*Problem*. Isolate every line in the records below with "Dust" in it.

[Structured figure records]
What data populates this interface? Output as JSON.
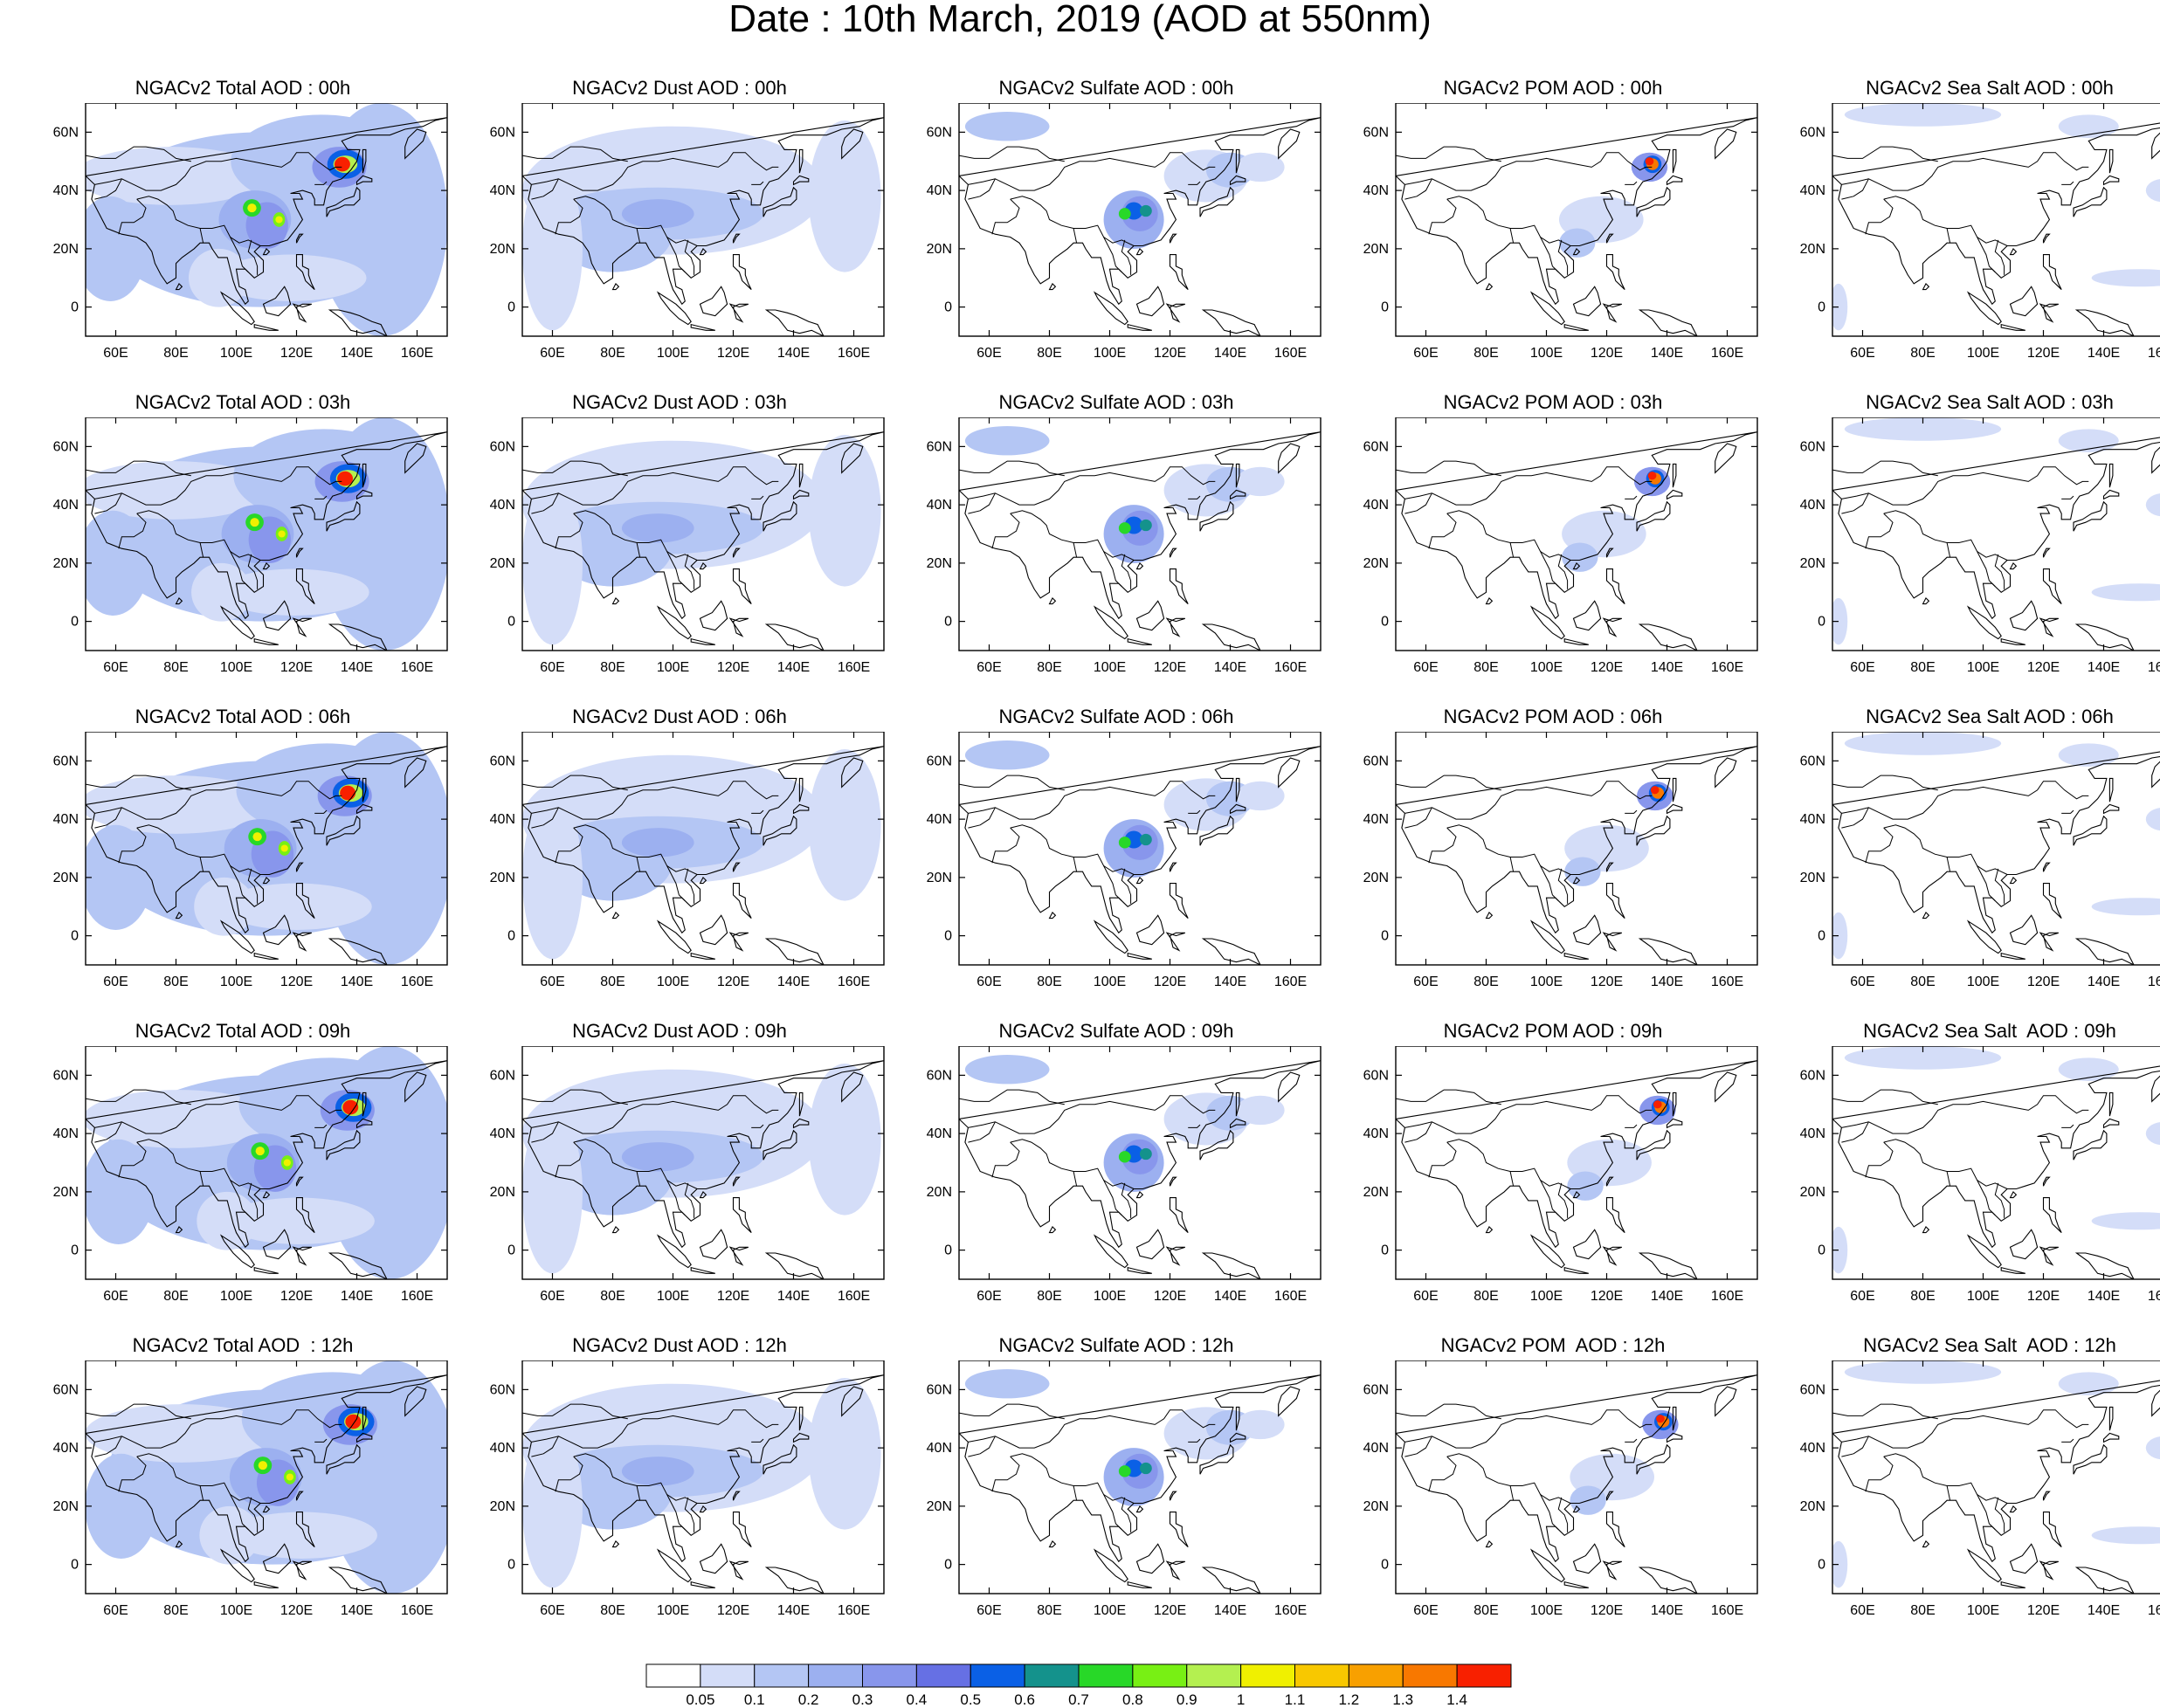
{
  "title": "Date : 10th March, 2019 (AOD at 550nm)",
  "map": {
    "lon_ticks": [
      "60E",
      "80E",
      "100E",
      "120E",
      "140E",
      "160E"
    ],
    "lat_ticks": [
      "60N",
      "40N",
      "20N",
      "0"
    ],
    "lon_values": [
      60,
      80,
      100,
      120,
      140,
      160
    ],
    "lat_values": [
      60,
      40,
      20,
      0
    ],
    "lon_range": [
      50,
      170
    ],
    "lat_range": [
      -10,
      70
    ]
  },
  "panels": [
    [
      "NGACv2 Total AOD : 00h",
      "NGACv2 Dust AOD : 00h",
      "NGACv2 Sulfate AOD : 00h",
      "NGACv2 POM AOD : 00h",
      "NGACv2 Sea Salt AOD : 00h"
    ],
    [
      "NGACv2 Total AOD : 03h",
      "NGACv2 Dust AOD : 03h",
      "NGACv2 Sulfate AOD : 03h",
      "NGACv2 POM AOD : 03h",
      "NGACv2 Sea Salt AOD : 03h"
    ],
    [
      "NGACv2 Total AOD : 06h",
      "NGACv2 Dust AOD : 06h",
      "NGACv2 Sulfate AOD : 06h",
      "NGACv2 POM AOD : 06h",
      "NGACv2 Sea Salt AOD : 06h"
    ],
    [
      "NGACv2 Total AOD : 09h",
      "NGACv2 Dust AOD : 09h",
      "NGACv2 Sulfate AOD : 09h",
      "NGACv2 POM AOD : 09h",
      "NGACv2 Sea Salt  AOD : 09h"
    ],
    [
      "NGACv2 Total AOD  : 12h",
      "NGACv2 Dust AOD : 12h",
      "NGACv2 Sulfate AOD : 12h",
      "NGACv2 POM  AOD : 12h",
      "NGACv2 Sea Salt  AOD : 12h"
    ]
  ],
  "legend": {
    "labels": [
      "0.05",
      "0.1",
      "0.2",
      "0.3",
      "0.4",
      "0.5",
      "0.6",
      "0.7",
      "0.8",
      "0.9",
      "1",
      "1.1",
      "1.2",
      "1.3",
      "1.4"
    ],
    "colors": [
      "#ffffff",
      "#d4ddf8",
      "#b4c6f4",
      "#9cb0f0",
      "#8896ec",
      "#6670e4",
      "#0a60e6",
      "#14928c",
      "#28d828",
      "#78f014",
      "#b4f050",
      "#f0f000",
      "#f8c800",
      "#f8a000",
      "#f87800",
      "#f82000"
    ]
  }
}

*Exercise response*.
      "NGACv2 Dust AOD : 00h",
      "NGACv2 Dust AOD : 03h",
      "NGACv2 Dust AOD : 06h",
      "NGACv2 Dust AOD : 09h",
      "NGACv2 Dust AOD : 12h",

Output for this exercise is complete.